**Problem statement:**
Reproduce the records below in full and word for word, excluding pictures.

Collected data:
________________

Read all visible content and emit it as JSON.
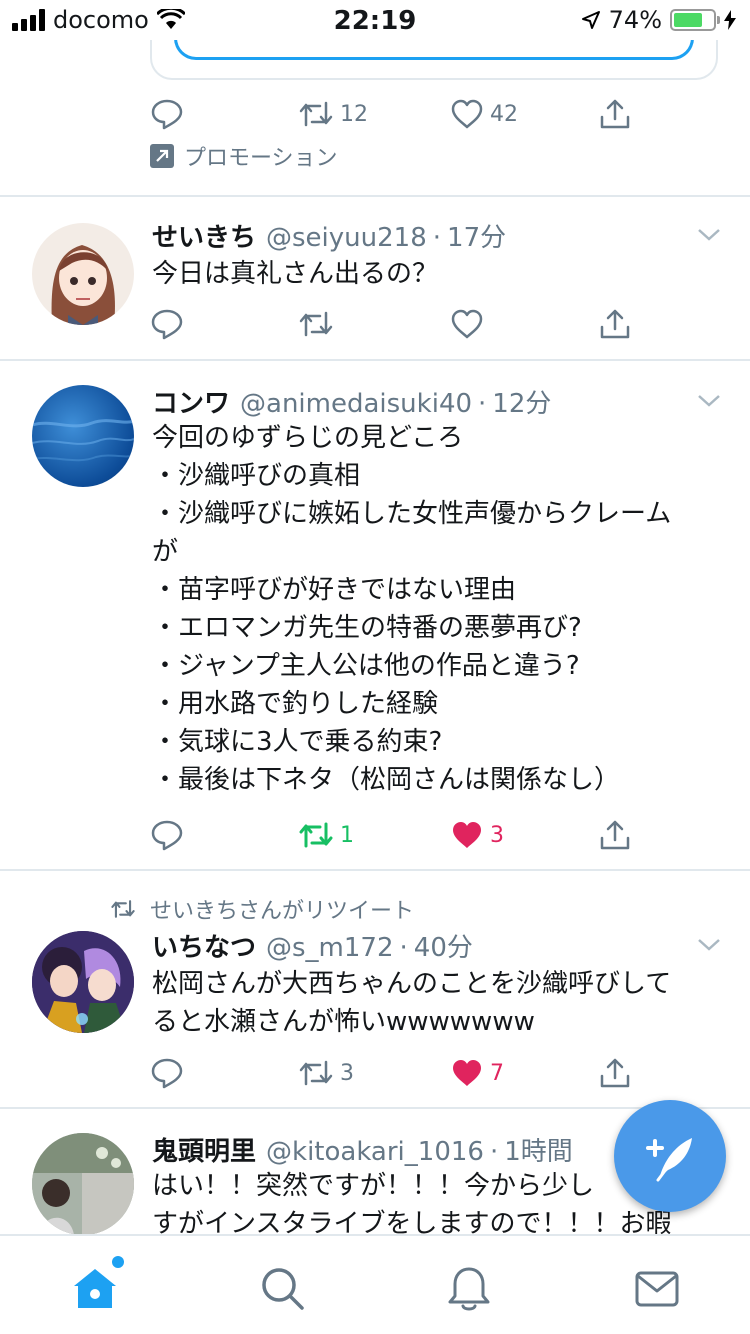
{
  "status_bar": {
    "carrier": "docomo",
    "time": "22:19",
    "battery_percent": "74%",
    "battery_level": 0.74
  },
  "promoted_tweet": {
    "retweet_count": "12",
    "like_count": "42",
    "promo_label": "プロモーション"
  },
  "tweets": [
    {
      "name": "せいきち",
      "handle": "@seiyuu218",
      "separator": "·",
      "ago": "17分",
      "lines": [
        "今日は真礼さん出るの？"
      ],
      "reply_count": "",
      "retweet_count": "",
      "like_count": ""
    },
    {
      "name": "コンワ",
      "handle": "@animedaisuki40",
      "separator": "·",
      "ago": "12分",
      "lines": [
        "今回のゆずらじの見どころ",
        "・沙織呼びの真相",
        "・沙織呼びに嫉妬した女性声優からクレーム",
        "が",
        "・苗字呼びが好きではない理由",
        "・エロマンガ先生の特番の悪夢再び?",
        "・ジャンプ主人公は他の作品と違う?",
        "・用水路で釣りした経験",
        "・気球に3人で乗る約束?",
        "・最後は下ネタ（松岡さんは関係なし）"
      ],
      "retweet_count": "1",
      "like_count": "3"
    },
    {
      "retweeted_by": "せいきちさんがリツイート",
      "name": "いちなつ",
      "handle": "@s_m172",
      "separator": "·",
      "ago": "40分",
      "lines": [
        "松岡さんが大西ちゃんのことを沙織呼びして",
        "ると水瀬さんが怖いwwwwwww"
      ],
      "retweet_count": "3",
      "like_count": "7"
    },
    {
      "name": "鬼頭明里",
      "handle": "@kitoakari_1016",
      "separator": "·",
      "ago": "1時間",
      "lines": [
        "はい！！突然ですが！！！今から少し",
        "すがインスタライブをしますので！！！お暇"
      ]
    }
  ],
  "colors": {
    "accent": "#1da1f2",
    "retweet_active": "#17bf63",
    "like_active": "#e0245e",
    "muted": "#657786"
  },
  "icons": [
    "reply-icon",
    "retweet-icon",
    "like-icon",
    "share-icon",
    "home-icon",
    "search-icon",
    "notifications-icon",
    "messages-icon",
    "compose-icon"
  ]
}
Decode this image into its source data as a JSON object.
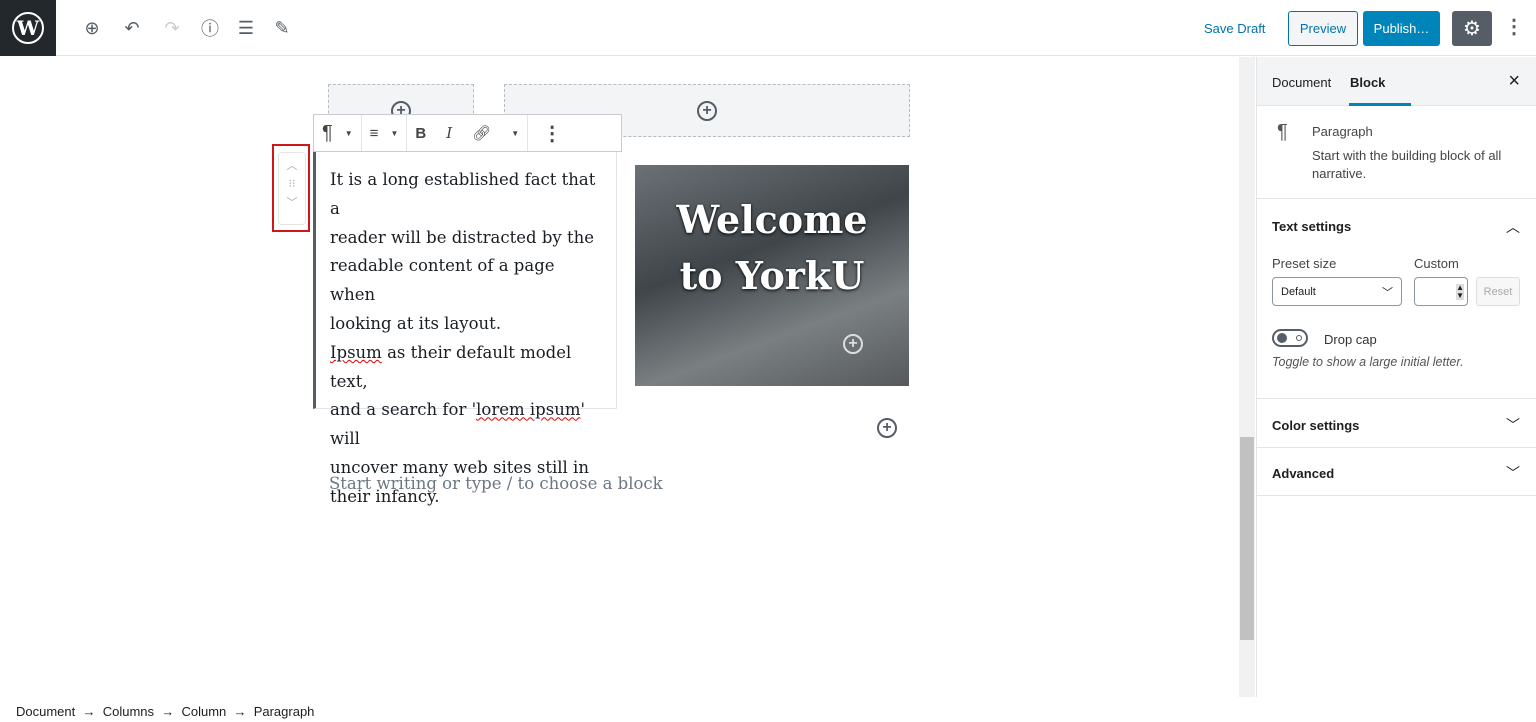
{
  "header": {
    "logo": "W",
    "icons": [
      "add-block-icon",
      "undo-icon",
      "redo-icon",
      "info-icon",
      "outline-icon",
      "edit-icon"
    ],
    "save_draft": "Save Draft",
    "preview": "Preview",
    "publish": "Publish…"
  },
  "toolbar": {
    "paragraph_icon": "¶",
    "bold": "B",
    "italic": "I"
  },
  "paragraph": {
    "lines": [
      "It is a long established fact that a",
      "reader will be distracted by the",
      "readable content of a page when",
      "looking at its layout."
    ],
    "line5a": "Ipsum",
    "line5b": " as their default model text,",
    "line6a": "and a search for '",
    "line6b": "lorem ipsum",
    "line6c": "' will",
    "line7": "uncover many web sites still in",
    "line8": "their infancy."
  },
  "image": {
    "line1": "Welcome",
    "line2": "to YorkU"
  },
  "placeholder": "Start writing or type / to choose a block",
  "sidebar": {
    "tabs": [
      "Document",
      "Block"
    ],
    "active_tab": "Block",
    "close": "×",
    "block_icon": "¶",
    "block_name": "Paragraph",
    "block_desc": "Start with the building block of all narrative.",
    "text_settings": "Text settings",
    "preset_label": "Preset size",
    "preset_value": "Default",
    "custom_label": "Custom",
    "reset": "Reset",
    "drop_cap": "Drop cap",
    "drop_cap_on": false,
    "drop_cap_help": "Toggle to show a large initial letter.",
    "color_settings": "Color settings",
    "advanced": "Advanced"
  },
  "breadcrumb": [
    "Document",
    "Columns",
    "Column",
    "Paragraph"
  ],
  "colors": {
    "accent": "#0085ba",
    "highlight": "#cc1818"
  }
}
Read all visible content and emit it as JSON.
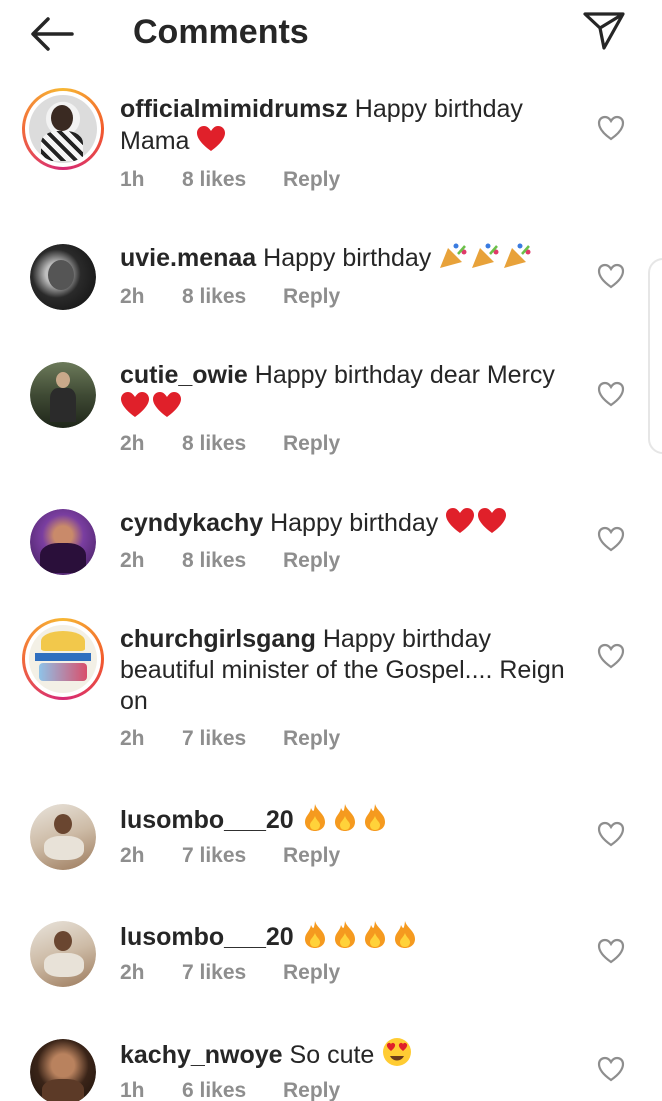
{
  "header": {
    "title": "Comments",
    "back_icon": "back-arrow-icon",
    "send_icon": "send-icon"
  },
  "comments": [
    {
      "username": "officialmimidrumsz",
      "text": "Happy birthday Mama",
      "emoji": [
        "heart"
      ],
      "time": "1h",
      "likes": "8 likes",
      "reply": "Reply",
      "story_ring": true
    },
    {
      "username": "uvie.menaa",
      "text": "Happy birthday",
      "emoji": [
        "party",
        "party",
        "party"
      ],
      "time": "2h",
      "likes": "8 likes",
      "reply": "Reply",
      "story_ring": false
    },
    {
      "username": "cutie_owie",
      "text": "Happy birthday dear Mercy",
      "emoji": [
        "heart",
        "heart"
      ],
      "time": "2h",
      "likes": "8 likes",
      "reply": "Reply",
      "story_ring": false
    },
    {
      "username": "cyndykachy",
      "text": "Happy birthday",
      "emoji": [
        "heart",
        "heart"
      ],
      "time": "2h",
      "likes": "8 likes",
      "reply": "Reply",
      "story_ring": false
    },
    {
      "username": "churchgirlsgang",
      "text": "Happy birthday beautiful minister of the Gospel.... Reign on",
      "emoji": [],
      "time": "2h",
      "likes": "7 likes",
      "reply": "Reply",
      "story_ring": true
    },
    {
      "username": "lusombo___20",
      "text": "",
      "emoji": [
        "fire",
        "fire",
        "fire"
      ],
      "time": "2h",
      "likes": "7 likes",
      "reply": "Reply",
      "story_ring": false
    },
    {
      "username": "lusombo___20",
      "text": "",
      "emoji": [
        "fire",
        "fire",
        "fire",
        "fire"
      ],
      "time": "2h",
      "likes": "7 likes",
      "reply": "Reply",
      "story_ring": false
    },
    {
      "username": "kachy_nwoye",
      "text": "So cute",
      "emoji": [
        "heart-eyes"
      ],
      "time": "1h",
      "likes": "6 likes",
      "reply": "Reply",
      "story_ring": false
    }
  ],
  "colors": {
    "text": "#262626",
    "meta": "#8e8e8e",
    "heart_emoji": "#e0202a",
    "ring_start": "#f7b733",
    "ring_end": "#d62976"
  }
}
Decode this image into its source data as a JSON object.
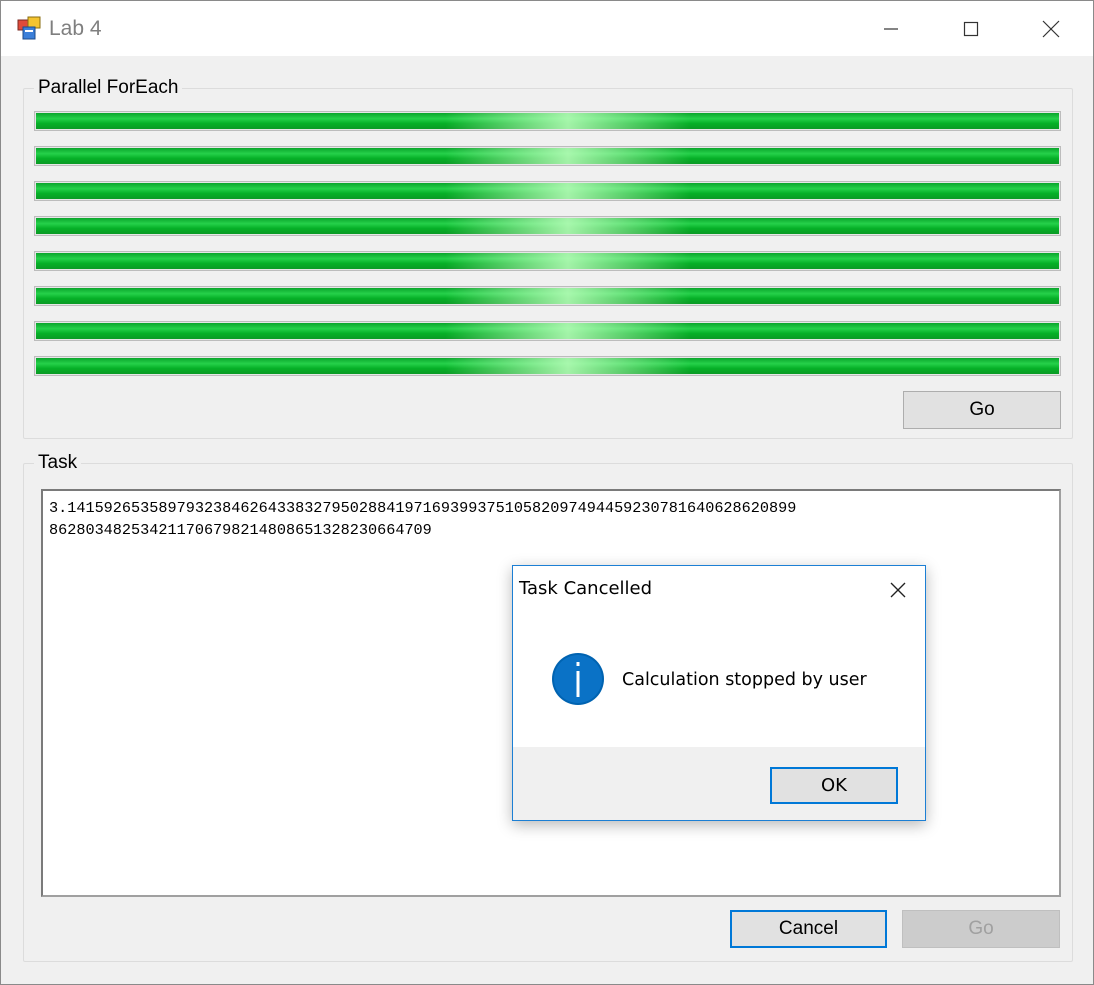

________________

**Exercise response:**
Read all visible content and emit it as JSON.
{
  "status_bar": {
    "carrier": "docomo",
    "time": "22:19",
    "battery_percent": "74%",
    "battery_level": 0.74
  },
  "promoted_tweet": {
    "retweet_count": "12",
    "like_count": "42",
    "promo_label": "プロモーション"
  },
  "tweets": [
    {
      "name": "せいきち",
      "handle": "@seiyuu218",
      "separator": "·",
      "ago": "17分",
      "lines": [
        "今日は真礼さん出るの？"
      ],
      "reply_count": "",
      "retweet_count": "",
      "like_count": ""
    },
    {
      "name": "コンワ",
      "handle": "@animedaisuki40",
      "separator": "·",
      "ago": "12分",
      "lines": [
        "今回のゆずらじの見どころ",
        "・沙織呼びの真相",
        "・沙織呼びに嫉妬した女性声優からクレーム",
        "が",
        "・苗字呼びが好きではない理由",
        "・エロマンガ先生の特番の悪夢再び?",
        "・ジャンプ主人公は他の作品と違う?",
        "・用水路で釣りした経験",
        "・気球に3人で乗る約束?",
        "・最後は下ネタ（松岡さんは関係なし）"
      ],
      "retweet_count": "1",
      "like_count": "3"
    },
    {
      "retweeted_by": "せいきちさんがリツイート",
      "name": "いちなつ",
      "handle": "@s_m172",
      "separator": "·",
      "ago": "40分",
      "lines": [
        "松岡さんが大西ちゃんのことを沙織呼びして",
        "ると水瀬さんが怖いwwwwwww"
      ],
      "retweet_count": "3",
      "like_count": "7"
    },
    {
      "name": "鬼頭明里",
      "handle": "@kitoakari_1016",
      "separator": "·",
      "ago": "1時間",
      "lines": [
        "はい！！突然ですが！！！今から少し",
        "すがインスタライブをしますので！！！お暇"
      ]
    }
  ],
  "colors": {
    "accent": "#1da1f2",
    "retweet_active": "#17bf63",
    "like_active": "#e0245e",
    "muted": "#657786"
  },
  "icons": [
    "reply-icon",
    "retweet-icon",
    "like-icon",
    "share-icon",
    "home-icon",
    "search-icon",
    "notifications-icon",
    "messages-icon",
    "compose-icon"
  ]
}
Decode this image into its source data as a JSON object.
{
  "header": {
    "logo": "W",
    "icons": [
      "add-block-icon",
      "undo-icon",
      "redo-icon",
      "info-icon",
      "outline-icon",
      "edit-icon"
    ],
    "save_draft": "Save Draft",
    "preview": "Preview",
    "publish": "Publish…"
  },
  "toolbar": {
    "paragraph_icon": "¶",
    "bold": "B",
    "italic": "I"
  },
  "paragraph": {
    "lines": [
      "It is a long established fact that a",
      "reader will be distracted by the",
      "readable content of a page when",
      "looking at its layout."
    ],
    "line5a": "Ipsum",
    "line5b": " as their default model text,",
    "line6a": "and a search for '",
    "line6b": "lorem ipsum",
    "line6c": "' will",
    "line7": "uncover many web sites still in",
    "line8": "their infancy."
  },
  "image": {
    "line1": "Welcome",
    "line2": "to YorkU"
  },
  "placeholder": "Start writing or type / to choose a block",
  "sidebar": {
    "tabs": [
      "Document",
      "Block"
    ],
    "active_tab": "Block",
    "close": "×",
    "block_icon": "¶",
    "block_name": "Paragraph",
    "block_desc": "Start with the building block of all narrative.",
    "text_settings": "Text settings",
    "preset_label": "Preset size",
    "preset_value": "Default",
    "custom_label": "Custom",
    "reset": "Reset",
    "drop_cap": "Drop cap",
    "drop_cap_on": false,
    "drop_cap_help": "Toggle to show a large initial letter.",
    "color_settings": "Color settings",
    "advanced": "Advanced"
  },
  "breadcrumb": [
    "Document",
    "Columns",
    "Column",
    "Paragraph"
  ],
  "colors": {
    "accent": "#0085ba",
    "highlight": "#cc1818"
  }
}
Read all visible content and emit it as JSON.
{
  "header": {
    "title": "Comments",
    "back_icon": "back-arrow-icon",
    "send_icon": "send-icon"
  },
  "comments": [
    {
      "username": "officialmimidrumsz",
      "text": "Happy birthday Mama",
      "emoji": [
        "heart"
      ],
      "time": "1h",
      "likes": "8 likes",
      "reply": "Reply",
      "story_ring": true
    },
    {
      "username": "uvie.menaa",
      "text": "Happy birthday",
      "emoji": [
        "party",
        "party",
        "party"
      ],
      "time": "2h",
      "likes": "8 likes",
      "reply": "Reply",
      "story_ring": false
    },
    {
      "username": "cutie_owie",
      "text": "Happy birthday dear Mercy",
      "emoji": [
        "heart",
        "heart"
      ],
      "time": "2h",
      "likes": "8 likes",
      "reply": "Reply",
      "story_ring": false
    },
    {
      "username": "cyndykachy",
      "text": "Happy birthday",
      "emoji": [
        "heart",
        "heart"
      ],
      "time": "2h",
      "likes": "8 likes",
      "reply": "Reply",
      "story_ring": false
    },
    {
      "username": "churchgirlsgang",
      "text": "Happy birthday beautiful minister of the Gospel.... Reign on",
      "emoji": [],
      "time": "2h",
      "likes": "7 likes",
      "reply": "Reply",
      "story_ring": true
    },
    {
      "username": "lusombo___20",
      "text": "",
      "emoji": [
        "fire",
        "fire",
        "fire"
      ],
      "time": "2h",
      "likes": "7 likes",
      "reply": "Reply",
      "story_ring": false
    },
    {
      "username": "lusombo___20",
      "text": "",
      "emoji": [
        "fire",
        "fire",
        "fire",
        "fire"
      ],
      "time": "2h",
      "likes": "7 likes",
      "reply": "Reply",
      "story_ring": false
    },
    {
      "username": "kachy_nwoye",
      "text": "So cute",
      "emoji": [
        "heart-eyes"
      ],
      "time": "1h",
      "likes": "6 likes",
      "reply": "Reply",
      "story_ring": false
    }
  ],
  "colors": {
    "text": "#262626",
    "meta": "#8e8e8e",
    "heart_emoji": "#e0202a",
    "ring_start": "#f7b733",
    "ring_end": "#d62976"
  }
}
Decode this image into its source data as a JSON object.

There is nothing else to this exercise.